• CHALLENGE
Locate the string "value" in the records below. Copy every line where it occurs.

[Stored data]

+++

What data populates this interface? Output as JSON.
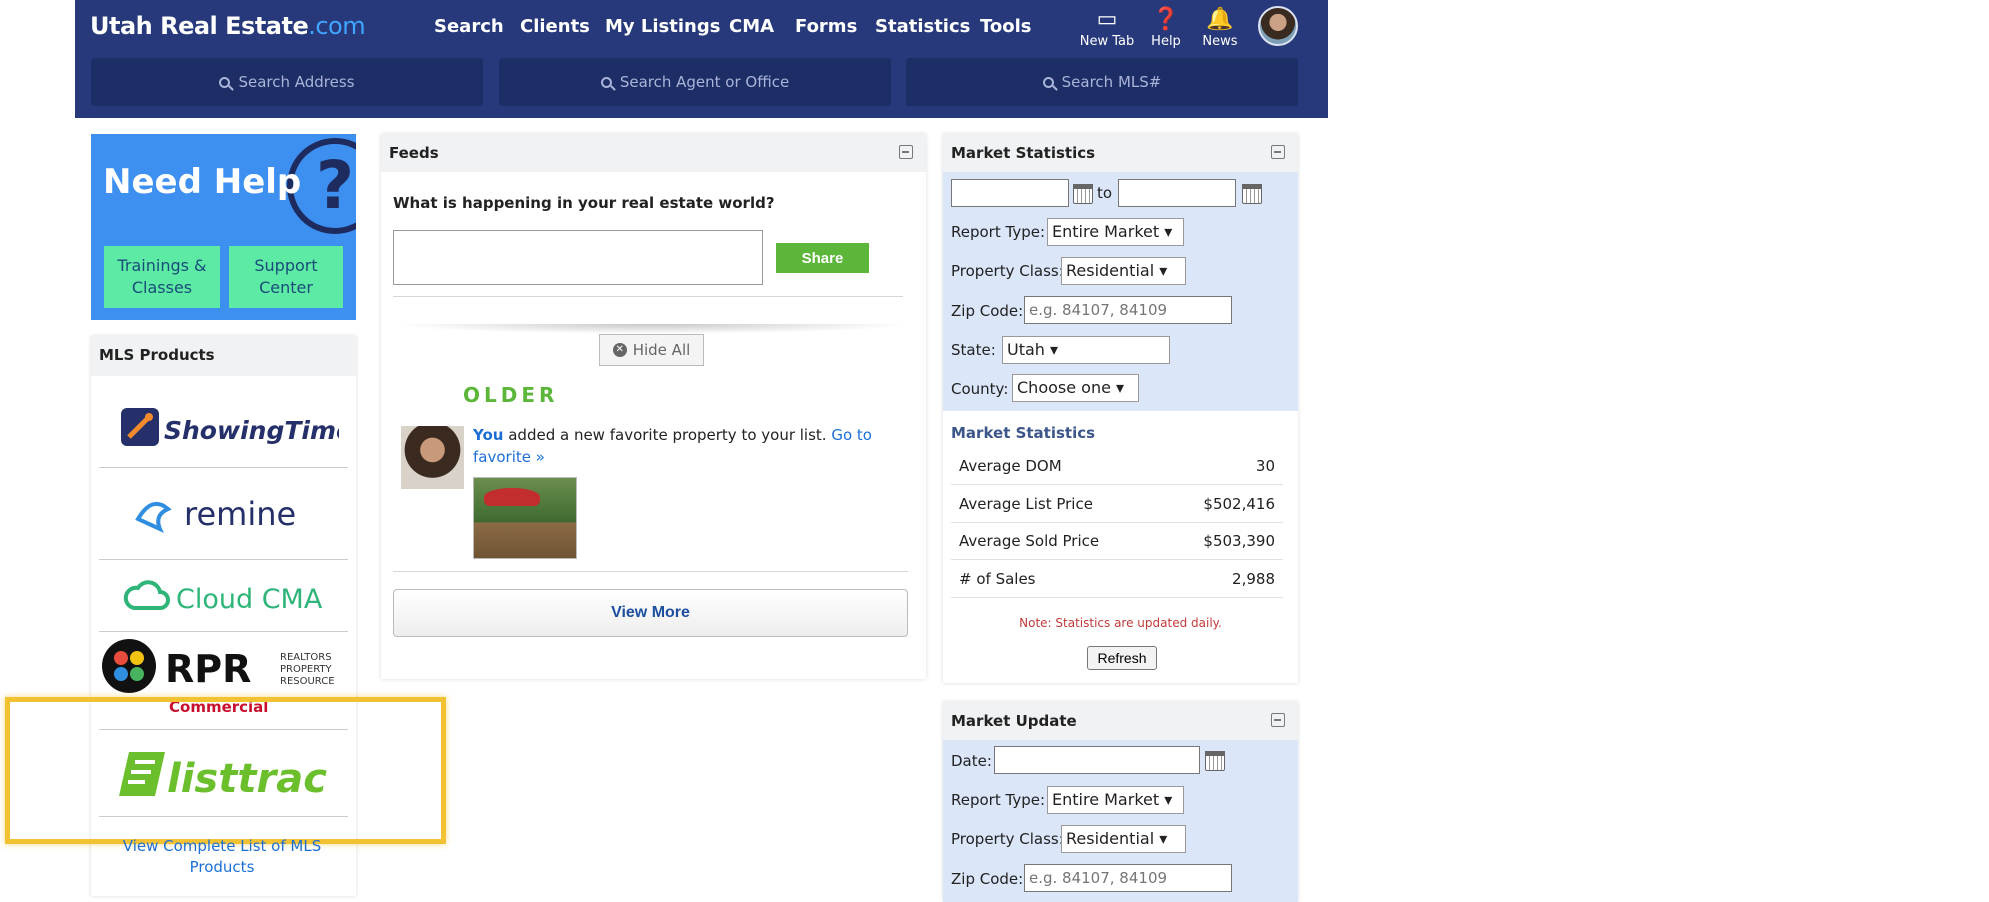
{
  "header": {
    "logo": "Utah Real Estate",
    "logo_suffix": ".com",
    "nav": [
      "Search",
      "Clients",
      "My Listings",
      "CMA",
      "Forms",
      "Statistics",
      "Tools"
    ],
    "icons": [
      {
        "label": "New Tab",
        "icon": "new-tab-icon"
      },
      {
        "label": "Help",
        "icon": "help-icon"
      },
      {
        "label": "News",
        "icon": "bell-icon"
      }
    ],
    "search": {
      "address_placeholder": "Search Address",
      "agent_placeholder": "Search Agent or Office",
      "mls_placeholder": "Search MLS#"
    }
  },
  "need_help": {
    "title": "Need Help",
    "trainings": "Trainings & Classes",
    "support": "Support Center"
  },
  "mls_products": {
    "title": "MLS Products",
    "items": [
      {
        "name": "ShowingTime"
      },
      {
        "name": "remine"
      },
      {
        "name": "Cloud CMA"
      },
      {
        "name": "RPR",
        "sub": "REALTORS PROPERTY RESOURCE",
        "tag": "Commercial"
      },
      {
        "name": "listtrac"
      }
    ],
    "view_list": "View Complete List of MLS Products"
  },
  "feeds": {
    "title": "Feeds",
    "question": "What is happening in your real estate world?",
    "share": "Share",
    "hide_all": "Hide All",
    "older": "OLDER",
    "item": {
      "you": "You",
      "text": " added a new favorite property to your list. ",
      "link": "Go to favorite »"
    },
    "view_more": "View More"
  },
  "market_statistics": {
    "title": "Market Statistics",
    "to": "to",
    "report_type_label": "Report Type:",
    "report_type": "Entire Market",
    "property_class_label": "Property Class:",
    "property_class": "Residential",
    "zip_label": "Zip Code:",
    "zip_placeholder": "e.g. 84107, 84109",
    "state_label": "State:",
    "state": "Utah",
    "county_label": "County:",
    "county": "Choose one",
    "subtitle": "Market Statistics",
    "rows": [
      {
        "label": "Average DOM",
        "value": "30"
      },
      {
        "label": "Average List Price",
        "value": "$502,416"
      },
      {
        "label": "Average Sold Price",
        "value": "$503,390"
      },
      {
        "label": "# of Sales",
        "value": "2,988"
      }
    ],
    "note": "Note: Statistics are updated daily.",
    "refresh": "Refresh"
  },
  "market_update": {
    "title": "Market Update",
    "date_label": "Date:",
    "report_type_label": "Report Type:",
    "report_type": "Entire Market",
    "property_class_label": "Property Class:",
    "property_class": "Residential",
    "zip_label": "Zip Code:",
    "zip_placeholder": "e.g. 84107, 84109"
  }
}
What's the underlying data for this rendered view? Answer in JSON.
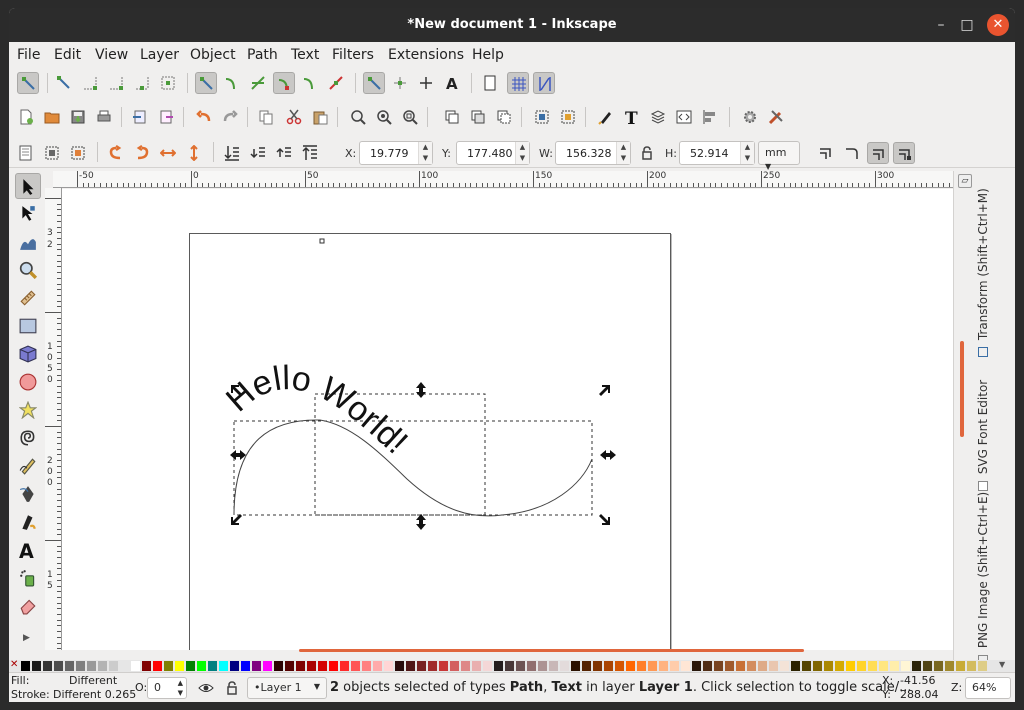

+++

• TASK ANSWER
        "value": "30"
        "value": "$502,416"
        "value": "$503,390"
        "value": "2,988"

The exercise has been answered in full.